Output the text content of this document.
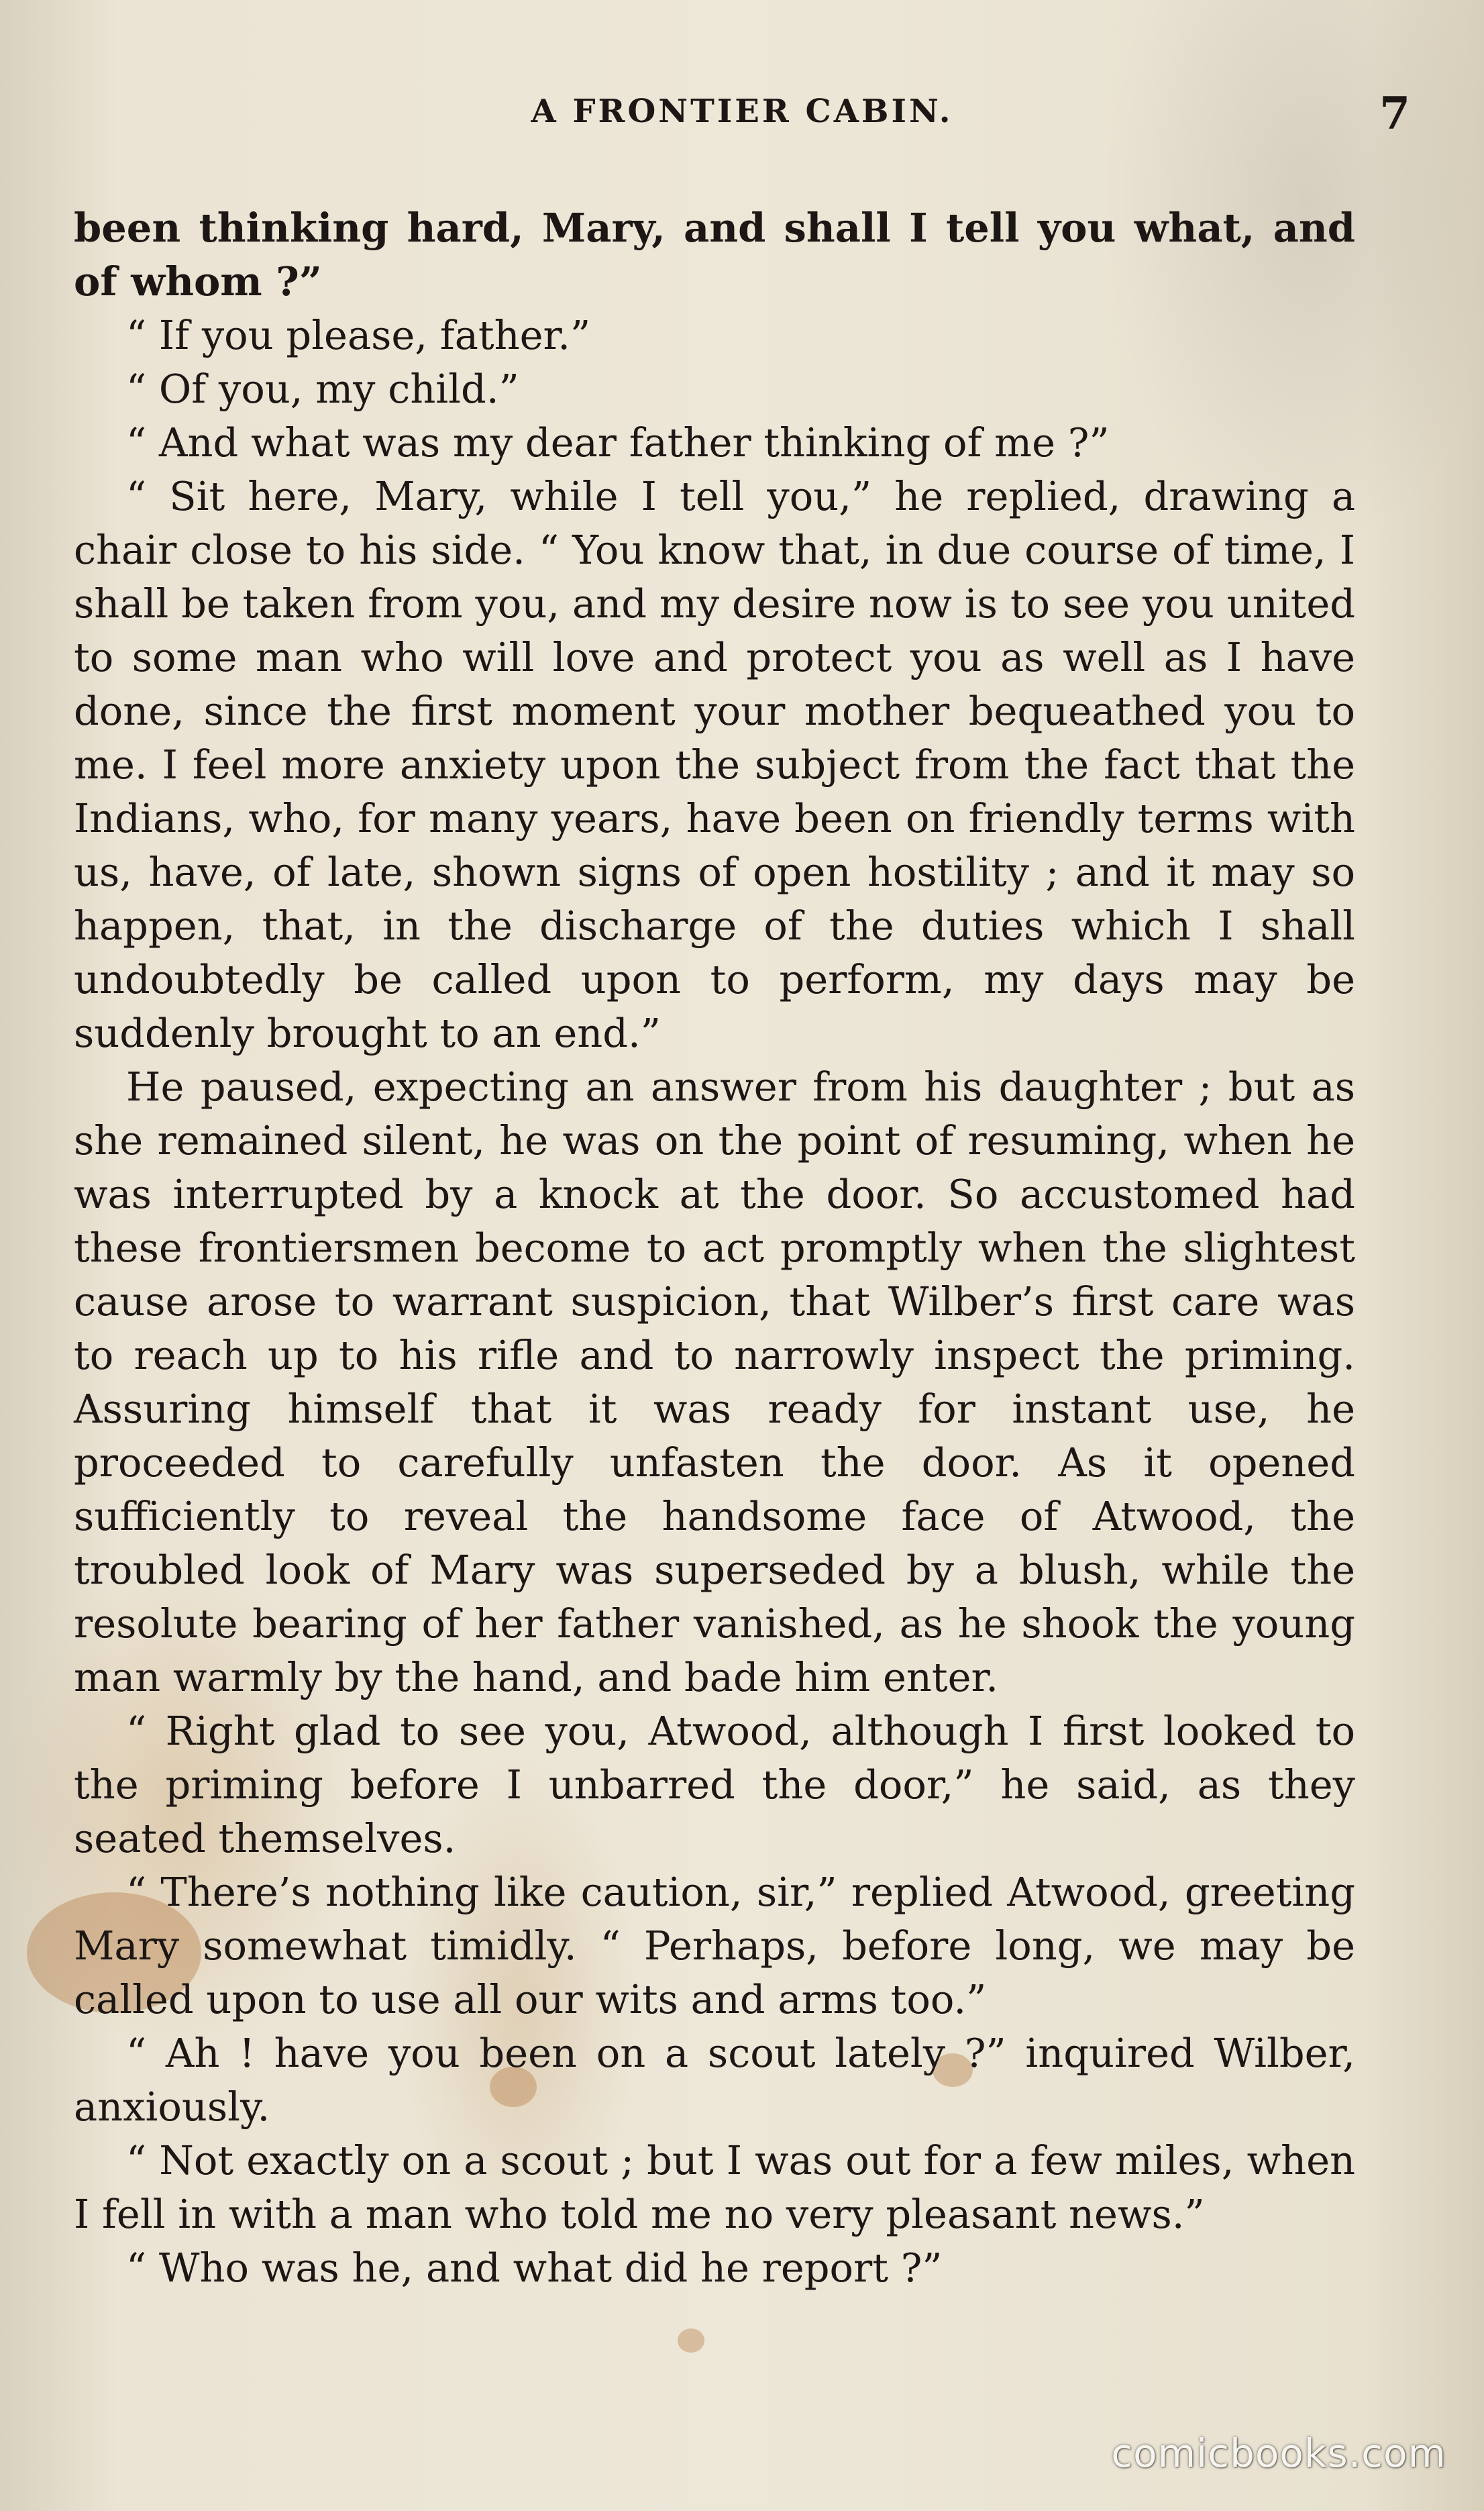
A FRONTIER CABIN.	7

been thinking hard, Mary, and shall I tell you what, and of whom ?”

“ If you please, father.”

“ Of you, my child.”

“ And what was my dear father thinking of me ?”

“ Sit here, Mary, while I tell you,” he replied, drawing a chair close to his side. “ You know that, in due course of time, I shall be taken from you, and my desire now is to see you united to some man who will love and protect you as well as I have done, since the first moment your mother bequeathed you to me. I feel more anxiety upon the subject from the fact that the Indians, who, for many years, have been on friendly terms with us, have, of late, shown signs of open hostility ; and it may so happen, that, in the discharge of the duties which I shall undoubtedly be called upon to perform, my days may be suddenly brought to an end.”

He paused, expecting an answer from his daughter ; but as she remained silent, he was on the point of resuming, when he was interrupted by a knock at the door. So accustomed had these frontiersmen become to act promptly when the slightest cause arose to warrant suspicion, that Wilber’s first care was to reach up to his rifle and to narrowly inspect the priming. Assuring himself that it was ready for instant use, he proceeded to carefully unfasten the door. As it opened sufficiently to reveal the handsome face of Atwood, the troubled look of Mary was superseded by a blush, while the resolute bearing of her father vanished, as he shook the young man warmly by the hand, and bade him enter.

“ Right glad to see you, Atwood, although I first looked to the priming before I unbarred the door,” he said, as they seated themselves.

“ There’s nothing like caution, sir,” replied Atwood, greeting Mary somewhat timidly. “ Perhaps, before long, we may be called upon to use all our wits and arms too.”

“ Ah ! have you been on a scout lately ?” inquired Wilber, anxiously.

“ Not exactly on a scout ; but I was out for a few miles, when I fell in with a man who told me no very pleasant news.”

“ Who was he, and what did he report ?”

comicbooks.com
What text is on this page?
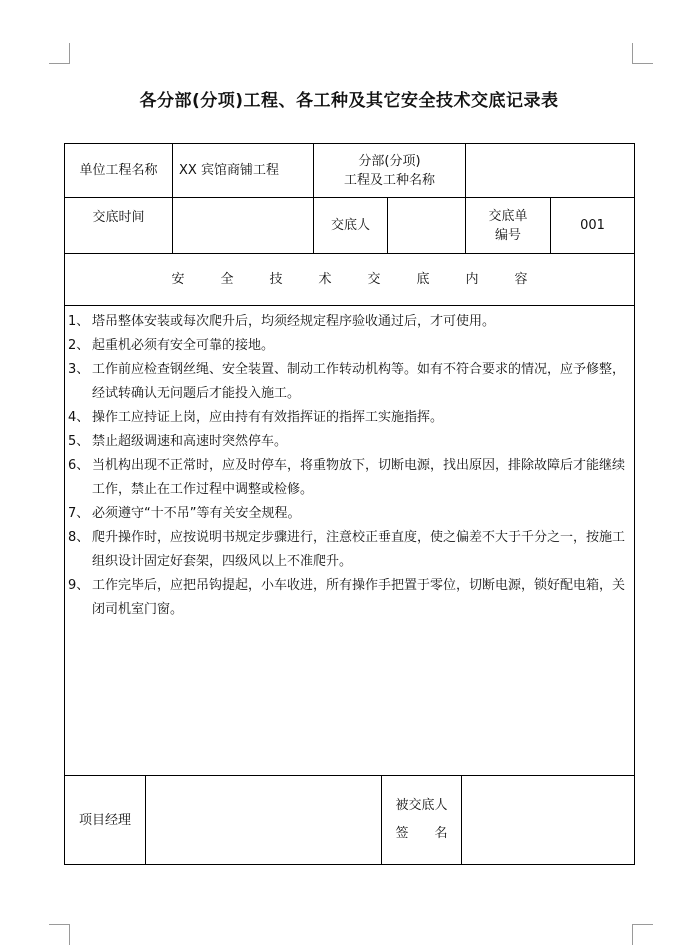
各分部(分项)工程、各工种及其它安全技术交底记录表
单位工程名称	XX 宾馆商铺工程
分部(分项)
工程及工种名称
交底时间
交底人
交底单
编号
001
安全技术交底内容
1、 塔吊整体安装或每次爬升后，均须经规定程序验收通过后，才可使用。
2、 起重机必须有安全可靠的接地。
3、 工作前应检查钢丝绳、安全装置、制动工作转动机构等。如有不符合要求的情况，应予修整，经试转确认无问题后才能投入施工。
4、 操作工应持证上岗，应由持有有效指挥证的指挥工实施指挥。
5、 禁止超级调速和高速时突然停车。
6、 当机构出现不正常时，应及时停车，将重物放下，切断电源，找出原因，排除故障后才能继续工作，禁止在工作过程中调整或检修。
7、 必须遵守“十不吊”等有关安全规程。
8、 爬升操作时，应按说明书规定步骤进行，注意校正垂直度，使之偏差不大于千分之一，按施工组织设计固定好套架，四级风以上不准爬升。
9、 工作完毕后，应把吊钩提起，小车收进，所有操作手把置于零位，切断电源，锁好配电箱，关闭司机室门窗。
项目经理
被交底人
签名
++++
**EXERCISE DETAILS**. Copy out exactly the lines between the line that contains "What text is on this page?" and the last line of the records, both ends included; leave out every picture.

**SOLVED PROBLEM**.
What text is on this page?
各分部(分项)工程、各工种及其它安全技术交底记录表
单位工程名称	XX 宾馆商铺工程
分部(分项)
工程及工种名称
交底时间
交底人
交底单
编号
001
安全技术交底内容
1、 塔吊整体安装或每次爬升后，均须经规定程序验收通过后，才可使用。
2、 起重机必须有安全可靠的接地。
3、 工作前应检查钢丝绳、安全装置、制动工作转动机构等。如有不符合要求的情况，应予修整，经试转确认无问题后才能投入施工。
4、 操作工应持证上岗，应由持有有效指挥证的指挥工实施指挥。
5、 禁止超级调速和高速时突然停车。
6、 当机构出现不正常时，应及时停车，将重物放下，切断电源，找出原因，排除故障后才能继续工作，禁止在工作过程中调整或检修。
7、 必须遵守“十不吊”等有关安全规程。
8、 爬升操作时，应按说明书规定步骤进行，注意校正垂直度，使之偏差不大于千分之一，按施工组织设计固定好套架，四级风以上不准爬升。
9、 工作完毕后，应把吊钩提起，小车收进，所有操作手把置于零位，切断电源，锁好配电箱，关闭司机室门窗。
项目经理
被交底人
签名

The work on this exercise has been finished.